Extracted data entries
____

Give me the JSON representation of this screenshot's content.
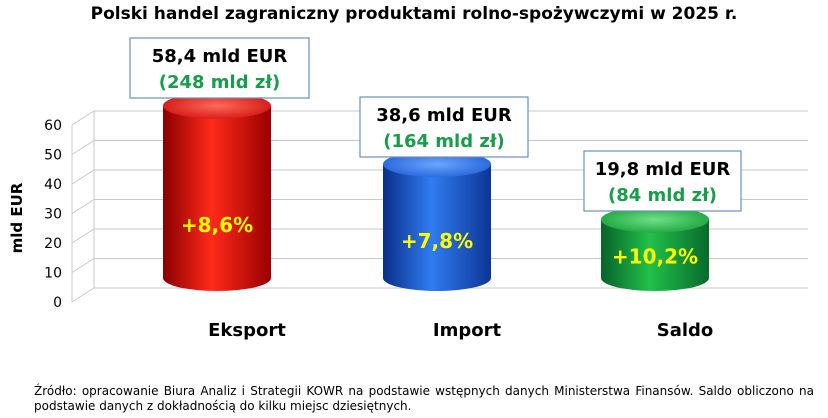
{
  "chart_data": {
    "type": "bar",
    "title": "Polski handel zagraniczny produktami rolno-spożywczymi w 2025 r.",
    "ylabel": "mld EUR",
    "xlabel": "",
    "ylim": [
      0,
      60
    ],
    "yticks": [
      0,
      10,
      20,
      30,
      40,
      50,
      60
    ],
    "grid": true,
    "categories": [
      "Eksport",
      "Import",
      "Saldo"
    ],
    "values": [
      58.4,
      38.6,
      19.8
    ],
    "value_labels": [
      "58,4 mld EUR",
      "38,6 mld EUR",
      "19,8 mld EUR"
    ],
    "pln_labels": [
      "(248 mld zł)",
      "(164 mld zł)",
      "(84 mld zł)"
    ],
    "change_labels": [
      "+8,6%",
      "+7,8%",
      "+10,2%"
    ],
    "colors": [
      "#e01010",
      "#1f5fd6",
      "#16a036"
    ]
  },
  "colors": {
    "label_pln": "#1a9c4a",
    "label_change": "#ffff00",
    "box_border": "#6a8fb8",
    "grid": "#c8c8c8"
  },
  "source_note": "Źródło: opracowanie Biura Analiz i Strategii KOWR na podstawie wstępnych danych Ministerstwa Finansów. Saldo obliczono na podstawie danych z dokładnością do kilku miejsc dziesiętnych."
}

____

● **Written problem**: Quote the entries in full. Any image among them is to be omitted from the copy.

● **Exercise answer**:
Give me the JSON representation of this screenshot's content.
{
  "chart_data": {
    "type": "bar",
    "title": "Polski handel zagraniczny produktami rolno-spożywczymi w 2025 r.",
    "ylabel": "mld EUR",
    "xlabel": "",
    "ylim": [
      0,
      60
    ],
    "yticks": [
      0,
      10,
      20,
      30,
      40,
      50,
      60
    ],
    "grid": true,
    "categories": [
      "Eksport",
      "Import",
      "Saldo"
    ],
    "values": [
      58.4,
      38.6,
      19.8
    ],
    "value_labels": [
      "58,4 mld EUR",
      "38,6 mld EUR",
      "19,8 mld EUR"
    ],
    "pln_labels": [
      "(248 mld zł)",
      "(164 mld zł)",
      "(84 mld zł)"
    ],
    "change_labels": [
      "+8,6%",
      "+7,8%",
      "+10,2%"
    ],
    "colors": [
      "#e01010",
      "#1f5fd6",
      "#16a036"
    ]
  },
  "colors": {
    "label_pln": "#1a9c4a",
    "label_change": "#ffff00",
    "box_border": "#6a8fb8",
    "grid": "#c8c8c8"
  },
  "source_note": "Źródło: opracowanie Biura Analiz i Strategii KOWR na podstawie wstępnych danych Ministerstwa Finansów. Saldo obliczono na podstawie danych z dokładnością do kilku miejsc dziesiętnych."
}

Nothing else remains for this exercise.